Text provided:

———

GitHub - vClusterLabs-Experiments/vbilling: Usage-based billing for vCluster tenants. Auto-discovers vClusters, meters CPU/memory/GPU/storage/network, generates invoices via Lago.

Usage-based billing for AI Clouds running vCluster or vMetal
Auto-discovers Tenant Clusters, meters node capacity and GPU SKUs, and streams usage events to your billing adapter.

Built for AI Clouds and platform teams running Kubernetes with vCluster or vMetal. vBilling is the pipe, not the billing engine. You keep your billing backend (Lago today; Metronome, Stripe Meters, OpenMeter, or a custom adapter coming next).

Architecture

┌─────────────────────────────────────────────────────────────────────┐
│                      Control Plane Cluster                          │
│                                                                     │
│  ┌───────────────┐  ┌───────────────┐  ┌───────────────┐            │
│  │ Tenant        │  │ Tenant        │  │ Tenant        │            │
│  │ Cluster       │  │ Cluster       │  │ Cluster       │            │
│  │ team-alpha    │  │ team-beta     │  │ team-gpu      │            │
│  │               │  │               │  │               │            │
│  │ private ·     │  │ private ·     │  │ private ·     │            │
│  │ 4× A100       │  │ 2× L40S       │  │ 8× H100       │            │
│  └───────┬───────┘  └───────┬───────┘  └───────┬───────┘            │
│          │                  │                  │                    │
│          └──────────────────┼──────────────────┘                    │
│                             │                                       │
│                 ┌───────────▼────────────┐                          │
│                 │      vBilling          │                          │
│                 │      Controller        │                          │
│                 │                        │                          │
│                 │  • Auto-discovers      │                          │
│                 │  • Meters node capacity│                          │
│                 │  • Streams events      │                          │
│                 └───────────┬────────────┘                          │
└─────────────────────────────┼───────────────────────────────────────┘
                              │ Usage events (HTTP)
                 ┌────────────▼────────────┐
                 │     Billing Adapter     │
                 │                         │
                 │  Lago · Stripe ·        │
                 │  Metronome · Custom     │
                 │                         │
                 │  Plans · Subscriptions  │  ← Provider configures
                 │  Invoices · Wallets     │
                 └─────────────────────────┘

vBilling handles metrics collection and event delivery. Your billing adapter handles pricing, plans, and invoicing. Providers configure pricing in the adapter. vBilling never decides what to charge.

———

The data:

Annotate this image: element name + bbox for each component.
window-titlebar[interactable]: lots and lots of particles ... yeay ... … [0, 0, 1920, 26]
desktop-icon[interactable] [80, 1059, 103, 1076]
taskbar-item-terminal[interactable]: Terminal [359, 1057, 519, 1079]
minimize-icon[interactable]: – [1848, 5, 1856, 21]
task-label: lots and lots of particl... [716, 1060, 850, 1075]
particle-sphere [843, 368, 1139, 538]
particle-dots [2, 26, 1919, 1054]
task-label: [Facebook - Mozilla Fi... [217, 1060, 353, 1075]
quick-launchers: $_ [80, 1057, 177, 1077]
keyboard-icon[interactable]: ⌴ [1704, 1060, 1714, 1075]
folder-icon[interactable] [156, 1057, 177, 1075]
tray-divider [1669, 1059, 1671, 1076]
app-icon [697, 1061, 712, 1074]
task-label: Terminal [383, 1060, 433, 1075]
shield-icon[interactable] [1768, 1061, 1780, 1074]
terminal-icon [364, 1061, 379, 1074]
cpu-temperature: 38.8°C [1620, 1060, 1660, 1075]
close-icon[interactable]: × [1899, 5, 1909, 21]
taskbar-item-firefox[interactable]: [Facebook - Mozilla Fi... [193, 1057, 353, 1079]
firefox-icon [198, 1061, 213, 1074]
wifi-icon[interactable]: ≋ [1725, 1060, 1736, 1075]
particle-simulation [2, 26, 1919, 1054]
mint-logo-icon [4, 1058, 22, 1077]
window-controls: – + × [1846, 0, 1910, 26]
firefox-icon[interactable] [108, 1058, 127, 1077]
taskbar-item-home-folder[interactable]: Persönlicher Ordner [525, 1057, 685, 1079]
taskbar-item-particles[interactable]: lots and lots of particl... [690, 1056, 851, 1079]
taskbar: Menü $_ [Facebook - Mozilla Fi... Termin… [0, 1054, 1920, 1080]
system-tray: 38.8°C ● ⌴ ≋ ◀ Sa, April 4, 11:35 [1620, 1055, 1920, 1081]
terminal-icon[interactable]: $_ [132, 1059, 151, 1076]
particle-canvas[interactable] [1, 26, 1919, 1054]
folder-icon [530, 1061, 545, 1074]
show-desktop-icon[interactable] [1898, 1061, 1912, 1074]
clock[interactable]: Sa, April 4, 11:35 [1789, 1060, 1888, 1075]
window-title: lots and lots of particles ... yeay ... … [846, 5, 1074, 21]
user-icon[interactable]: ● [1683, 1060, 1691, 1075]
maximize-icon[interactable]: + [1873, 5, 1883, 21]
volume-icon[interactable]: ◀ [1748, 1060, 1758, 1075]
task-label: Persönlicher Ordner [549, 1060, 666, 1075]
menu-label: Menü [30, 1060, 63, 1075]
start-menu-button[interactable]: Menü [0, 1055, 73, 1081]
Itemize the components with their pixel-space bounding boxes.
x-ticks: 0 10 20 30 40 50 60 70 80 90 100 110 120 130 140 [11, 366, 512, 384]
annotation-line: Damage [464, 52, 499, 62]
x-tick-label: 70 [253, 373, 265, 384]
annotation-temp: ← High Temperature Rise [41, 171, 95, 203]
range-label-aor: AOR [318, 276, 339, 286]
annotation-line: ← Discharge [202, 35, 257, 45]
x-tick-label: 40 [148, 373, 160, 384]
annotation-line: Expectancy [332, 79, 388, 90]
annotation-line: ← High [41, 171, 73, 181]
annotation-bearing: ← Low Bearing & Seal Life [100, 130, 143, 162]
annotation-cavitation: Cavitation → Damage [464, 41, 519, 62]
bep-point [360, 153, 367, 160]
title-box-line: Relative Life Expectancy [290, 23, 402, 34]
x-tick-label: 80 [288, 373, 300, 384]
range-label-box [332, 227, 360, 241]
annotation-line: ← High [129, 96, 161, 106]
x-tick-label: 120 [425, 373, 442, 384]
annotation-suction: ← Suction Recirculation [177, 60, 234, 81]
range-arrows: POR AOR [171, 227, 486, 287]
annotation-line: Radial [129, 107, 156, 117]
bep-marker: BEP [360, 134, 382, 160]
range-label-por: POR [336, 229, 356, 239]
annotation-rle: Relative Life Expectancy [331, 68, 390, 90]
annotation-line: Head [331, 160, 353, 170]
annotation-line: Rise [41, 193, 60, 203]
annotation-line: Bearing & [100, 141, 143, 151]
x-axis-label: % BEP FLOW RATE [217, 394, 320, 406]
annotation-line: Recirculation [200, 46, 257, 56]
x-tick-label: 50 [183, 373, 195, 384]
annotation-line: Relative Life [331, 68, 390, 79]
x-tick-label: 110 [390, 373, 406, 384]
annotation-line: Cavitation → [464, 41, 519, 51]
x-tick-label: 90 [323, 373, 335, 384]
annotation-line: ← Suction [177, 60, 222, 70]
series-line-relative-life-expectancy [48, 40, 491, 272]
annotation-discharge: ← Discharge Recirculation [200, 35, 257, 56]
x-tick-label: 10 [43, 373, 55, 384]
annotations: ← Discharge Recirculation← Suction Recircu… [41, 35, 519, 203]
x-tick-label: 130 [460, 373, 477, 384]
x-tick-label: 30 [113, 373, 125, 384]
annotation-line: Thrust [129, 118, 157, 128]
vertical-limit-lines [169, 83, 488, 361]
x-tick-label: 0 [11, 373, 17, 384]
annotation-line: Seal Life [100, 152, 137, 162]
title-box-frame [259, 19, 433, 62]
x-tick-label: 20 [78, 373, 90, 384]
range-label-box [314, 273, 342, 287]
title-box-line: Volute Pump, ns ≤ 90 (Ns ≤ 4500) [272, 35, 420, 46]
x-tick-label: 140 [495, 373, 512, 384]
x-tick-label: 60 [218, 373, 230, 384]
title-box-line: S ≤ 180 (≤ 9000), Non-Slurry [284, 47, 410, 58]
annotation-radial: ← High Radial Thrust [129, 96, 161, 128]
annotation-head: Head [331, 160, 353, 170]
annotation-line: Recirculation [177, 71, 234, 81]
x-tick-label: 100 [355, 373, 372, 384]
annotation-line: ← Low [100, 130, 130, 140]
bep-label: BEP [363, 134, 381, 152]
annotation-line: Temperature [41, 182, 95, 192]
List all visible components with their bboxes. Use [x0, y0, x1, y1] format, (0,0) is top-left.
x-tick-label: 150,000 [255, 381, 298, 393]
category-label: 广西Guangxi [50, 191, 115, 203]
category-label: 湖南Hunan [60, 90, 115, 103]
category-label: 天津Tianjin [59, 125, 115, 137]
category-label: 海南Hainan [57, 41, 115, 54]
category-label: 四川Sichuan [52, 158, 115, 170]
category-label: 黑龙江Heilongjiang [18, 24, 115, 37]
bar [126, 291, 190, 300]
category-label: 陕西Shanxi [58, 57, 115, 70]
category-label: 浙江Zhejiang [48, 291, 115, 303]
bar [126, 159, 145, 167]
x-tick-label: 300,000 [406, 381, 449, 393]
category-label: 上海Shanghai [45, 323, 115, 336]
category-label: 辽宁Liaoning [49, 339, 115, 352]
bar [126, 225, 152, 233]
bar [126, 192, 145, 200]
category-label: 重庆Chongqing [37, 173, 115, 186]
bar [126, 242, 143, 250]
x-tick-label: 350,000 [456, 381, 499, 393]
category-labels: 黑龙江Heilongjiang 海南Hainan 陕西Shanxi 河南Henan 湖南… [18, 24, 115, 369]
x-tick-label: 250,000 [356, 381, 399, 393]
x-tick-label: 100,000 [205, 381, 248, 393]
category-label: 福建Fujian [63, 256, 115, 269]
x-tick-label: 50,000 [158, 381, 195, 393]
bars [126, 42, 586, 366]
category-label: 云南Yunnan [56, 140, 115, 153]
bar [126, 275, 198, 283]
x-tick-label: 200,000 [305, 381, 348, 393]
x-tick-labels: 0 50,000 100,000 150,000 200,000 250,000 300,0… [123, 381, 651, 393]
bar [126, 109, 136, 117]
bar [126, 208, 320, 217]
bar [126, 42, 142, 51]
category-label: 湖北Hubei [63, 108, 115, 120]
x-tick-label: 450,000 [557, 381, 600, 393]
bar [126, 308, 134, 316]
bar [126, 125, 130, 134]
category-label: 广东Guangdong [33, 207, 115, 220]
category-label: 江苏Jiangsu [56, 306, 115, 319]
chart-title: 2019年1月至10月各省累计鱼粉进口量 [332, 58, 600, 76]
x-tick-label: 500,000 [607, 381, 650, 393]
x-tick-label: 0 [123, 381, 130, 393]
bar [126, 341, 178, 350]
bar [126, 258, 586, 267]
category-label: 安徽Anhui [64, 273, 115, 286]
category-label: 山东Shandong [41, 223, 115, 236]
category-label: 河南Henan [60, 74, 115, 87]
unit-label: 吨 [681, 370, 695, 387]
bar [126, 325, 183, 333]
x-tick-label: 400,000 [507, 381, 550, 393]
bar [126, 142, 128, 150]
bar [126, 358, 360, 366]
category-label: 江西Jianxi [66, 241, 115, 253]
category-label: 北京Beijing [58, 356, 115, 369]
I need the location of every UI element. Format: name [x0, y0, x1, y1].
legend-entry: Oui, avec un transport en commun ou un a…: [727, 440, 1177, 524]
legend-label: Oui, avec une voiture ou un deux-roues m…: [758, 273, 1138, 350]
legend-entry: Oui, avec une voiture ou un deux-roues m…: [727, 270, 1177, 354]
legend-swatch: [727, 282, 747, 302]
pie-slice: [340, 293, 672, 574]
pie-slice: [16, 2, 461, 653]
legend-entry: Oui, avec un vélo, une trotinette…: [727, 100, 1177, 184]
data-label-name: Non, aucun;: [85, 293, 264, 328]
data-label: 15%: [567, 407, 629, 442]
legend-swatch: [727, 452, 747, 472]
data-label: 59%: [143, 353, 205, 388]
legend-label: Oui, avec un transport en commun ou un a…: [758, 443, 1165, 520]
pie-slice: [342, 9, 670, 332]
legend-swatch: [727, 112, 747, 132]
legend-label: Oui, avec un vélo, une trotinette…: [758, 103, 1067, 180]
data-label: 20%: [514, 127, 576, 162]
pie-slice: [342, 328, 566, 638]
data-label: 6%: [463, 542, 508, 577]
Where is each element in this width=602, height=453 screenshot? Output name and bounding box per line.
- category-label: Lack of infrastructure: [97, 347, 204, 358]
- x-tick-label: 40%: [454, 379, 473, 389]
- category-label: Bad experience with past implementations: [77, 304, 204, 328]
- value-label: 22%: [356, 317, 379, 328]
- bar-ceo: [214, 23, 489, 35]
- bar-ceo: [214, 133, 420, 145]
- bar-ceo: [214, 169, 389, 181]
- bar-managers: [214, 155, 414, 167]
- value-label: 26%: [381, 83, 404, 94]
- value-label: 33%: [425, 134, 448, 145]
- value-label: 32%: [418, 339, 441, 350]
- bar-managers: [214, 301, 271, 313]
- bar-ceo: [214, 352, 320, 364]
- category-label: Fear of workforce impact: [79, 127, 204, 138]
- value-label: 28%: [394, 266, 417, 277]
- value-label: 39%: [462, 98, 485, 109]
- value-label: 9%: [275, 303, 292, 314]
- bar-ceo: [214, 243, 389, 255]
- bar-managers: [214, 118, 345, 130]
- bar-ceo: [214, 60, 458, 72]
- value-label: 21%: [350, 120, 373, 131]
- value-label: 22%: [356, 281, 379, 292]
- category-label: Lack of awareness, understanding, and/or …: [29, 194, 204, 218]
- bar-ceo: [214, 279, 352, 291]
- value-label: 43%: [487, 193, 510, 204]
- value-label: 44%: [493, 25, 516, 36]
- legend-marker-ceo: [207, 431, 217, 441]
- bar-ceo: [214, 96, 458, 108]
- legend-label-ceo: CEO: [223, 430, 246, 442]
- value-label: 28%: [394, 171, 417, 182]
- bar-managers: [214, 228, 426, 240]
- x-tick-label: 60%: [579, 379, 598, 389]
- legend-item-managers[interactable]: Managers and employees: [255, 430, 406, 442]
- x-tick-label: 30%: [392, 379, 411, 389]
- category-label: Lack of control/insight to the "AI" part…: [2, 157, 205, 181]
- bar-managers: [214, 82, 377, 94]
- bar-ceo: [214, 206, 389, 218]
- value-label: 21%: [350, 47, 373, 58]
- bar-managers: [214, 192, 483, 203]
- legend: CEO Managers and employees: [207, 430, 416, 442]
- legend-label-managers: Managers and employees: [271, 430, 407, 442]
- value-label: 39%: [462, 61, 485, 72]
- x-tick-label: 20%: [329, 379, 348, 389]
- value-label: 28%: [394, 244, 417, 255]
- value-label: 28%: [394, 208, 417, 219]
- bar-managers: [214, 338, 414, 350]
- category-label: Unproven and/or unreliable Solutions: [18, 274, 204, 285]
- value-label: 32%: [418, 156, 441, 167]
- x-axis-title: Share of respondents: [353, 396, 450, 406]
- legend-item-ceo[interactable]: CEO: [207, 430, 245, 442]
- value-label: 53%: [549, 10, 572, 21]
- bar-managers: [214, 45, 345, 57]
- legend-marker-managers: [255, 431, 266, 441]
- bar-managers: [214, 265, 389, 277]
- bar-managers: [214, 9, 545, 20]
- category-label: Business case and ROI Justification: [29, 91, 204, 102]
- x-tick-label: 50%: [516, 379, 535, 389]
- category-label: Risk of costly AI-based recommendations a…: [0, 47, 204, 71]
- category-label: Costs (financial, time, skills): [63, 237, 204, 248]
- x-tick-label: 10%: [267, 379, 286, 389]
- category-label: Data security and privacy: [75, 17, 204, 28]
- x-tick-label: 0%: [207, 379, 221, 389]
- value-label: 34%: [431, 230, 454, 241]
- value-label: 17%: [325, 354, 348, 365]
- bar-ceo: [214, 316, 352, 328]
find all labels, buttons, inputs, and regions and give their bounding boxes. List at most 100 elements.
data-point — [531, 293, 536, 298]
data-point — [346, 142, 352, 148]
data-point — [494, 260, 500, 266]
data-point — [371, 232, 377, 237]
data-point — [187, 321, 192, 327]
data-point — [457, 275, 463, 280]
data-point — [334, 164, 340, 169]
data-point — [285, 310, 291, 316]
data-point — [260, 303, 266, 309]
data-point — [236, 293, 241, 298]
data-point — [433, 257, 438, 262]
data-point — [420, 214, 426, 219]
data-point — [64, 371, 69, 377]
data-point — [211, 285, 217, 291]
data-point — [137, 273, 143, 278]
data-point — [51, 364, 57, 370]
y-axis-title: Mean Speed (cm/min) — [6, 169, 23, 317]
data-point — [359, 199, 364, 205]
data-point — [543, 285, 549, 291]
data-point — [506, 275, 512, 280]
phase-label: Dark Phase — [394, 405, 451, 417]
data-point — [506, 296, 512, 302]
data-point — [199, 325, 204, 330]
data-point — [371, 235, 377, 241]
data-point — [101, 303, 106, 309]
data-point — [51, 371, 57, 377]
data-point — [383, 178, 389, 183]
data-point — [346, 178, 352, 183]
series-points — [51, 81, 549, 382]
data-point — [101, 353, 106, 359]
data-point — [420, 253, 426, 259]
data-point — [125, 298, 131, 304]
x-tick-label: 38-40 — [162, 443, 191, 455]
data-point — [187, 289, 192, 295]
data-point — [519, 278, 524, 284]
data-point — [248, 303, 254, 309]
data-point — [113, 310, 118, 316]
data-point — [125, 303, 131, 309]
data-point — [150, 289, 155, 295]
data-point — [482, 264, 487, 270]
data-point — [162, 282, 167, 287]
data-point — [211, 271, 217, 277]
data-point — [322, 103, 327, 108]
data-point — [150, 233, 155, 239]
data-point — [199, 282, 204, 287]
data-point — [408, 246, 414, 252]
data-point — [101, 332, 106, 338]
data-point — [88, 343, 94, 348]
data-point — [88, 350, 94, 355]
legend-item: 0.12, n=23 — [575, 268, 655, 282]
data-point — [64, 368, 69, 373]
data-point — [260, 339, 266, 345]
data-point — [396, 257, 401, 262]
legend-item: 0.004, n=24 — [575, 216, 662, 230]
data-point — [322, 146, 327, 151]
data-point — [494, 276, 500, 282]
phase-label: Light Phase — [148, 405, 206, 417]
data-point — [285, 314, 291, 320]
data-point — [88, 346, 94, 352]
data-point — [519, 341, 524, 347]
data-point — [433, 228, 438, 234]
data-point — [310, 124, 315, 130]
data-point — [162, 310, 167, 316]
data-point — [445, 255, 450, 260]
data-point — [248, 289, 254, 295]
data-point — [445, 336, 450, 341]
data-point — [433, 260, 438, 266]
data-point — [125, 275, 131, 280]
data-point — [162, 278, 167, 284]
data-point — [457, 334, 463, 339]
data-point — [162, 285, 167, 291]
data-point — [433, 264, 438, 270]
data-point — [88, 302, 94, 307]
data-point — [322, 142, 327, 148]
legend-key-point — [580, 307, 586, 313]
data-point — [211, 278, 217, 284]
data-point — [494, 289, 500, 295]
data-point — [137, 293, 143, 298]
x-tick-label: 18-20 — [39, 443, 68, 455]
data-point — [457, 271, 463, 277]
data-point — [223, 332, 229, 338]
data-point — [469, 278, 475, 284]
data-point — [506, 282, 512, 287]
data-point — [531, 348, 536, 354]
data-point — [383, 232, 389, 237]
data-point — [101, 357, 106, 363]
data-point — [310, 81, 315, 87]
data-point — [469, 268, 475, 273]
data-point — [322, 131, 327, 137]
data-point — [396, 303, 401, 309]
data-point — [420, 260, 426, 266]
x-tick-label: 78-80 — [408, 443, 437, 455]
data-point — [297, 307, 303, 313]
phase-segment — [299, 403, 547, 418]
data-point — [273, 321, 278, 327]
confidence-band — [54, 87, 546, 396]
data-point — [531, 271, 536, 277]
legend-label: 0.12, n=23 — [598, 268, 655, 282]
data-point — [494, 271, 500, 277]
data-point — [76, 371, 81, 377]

———

Required work:
• A. Using the vBilling page, state whether each statement agrees with it: (i) vBilling decides what to charge tenants; (ii) Lago is the billing backend supported today; (iii) providers configure pricing in the adapter. Answer each with yes or no, and quote the words of the vBilling page that settle it.
• B. Reproduce the rows from the first line of the rows through the line holding "mint-logo-icon [4, 1058, 22, 1077]", inclusive.

Solved problems:
• A.
(i) No: "vBilling never decides what to charge."
(ii) Yes: "You keep your billing backend (Lago today; Metronome, Stripe Meters, OpenMeter, or a custom adapter coming next)."
(iii) Yes: "Providers configure pricing in the adapter."

• B.
Annotate this image: element name + bbox for each component.
window-titlebar[interactable]: lots and lots of particles ... yeay ... … [0, 0, 1920, 26]
desktop-icon[interactable] [80, 1059, 103, 1076]
taskbar-item-terminal[interactable]: Terminal [359, 1057, 519, 1079]
minimize-icon[interactable]: – [1848, 5, 1856, 21]
task-label: lots and lots of particl... [716, 1060, 850, 1075]
particle-sphere [843, 368, 1139, 538]
particle-dots [2, 26, 1919, 1054]
task-label: [Facebook - Mozilla Fi... [217, 1060, 353, 1075]
quick-launchers: $_ [80, 1057, 177, 1077]
keyboard-icon[interactable]: ⌴ [1704, 1060, 1714, 1075]
folder-icon[interactable] [156, 1057, 177, 1075]
tray-divider [1669, 1059, 1671, 1076]
app-icon [697, 1061, 712, 1074]
task-label: Terminal [383, 1060, 433, 1075]
shield-icon[interactable] [1768, 1061, 1780, 1074]
terminal-icon [364, 1061, 379, 1074]
cpu-temperature: 38.8°C [1620, 1060, 1660, 1075]
close-icon[interactable]: × [1899, 5, 1909, 21]
taskbar-item-firefox[interactable]: [Facebook - Mozilla Fi... [193, 1057, 353, 1079]
firefox-icon [198, 1061, 213, 1074]
wifi-icon[interactable]: ≋ [1725, 1060, 1736, 1075]
particle-simulation [2, 26, 1919, 1054]
mint-logo-icon [4, 1058, 22, 1077]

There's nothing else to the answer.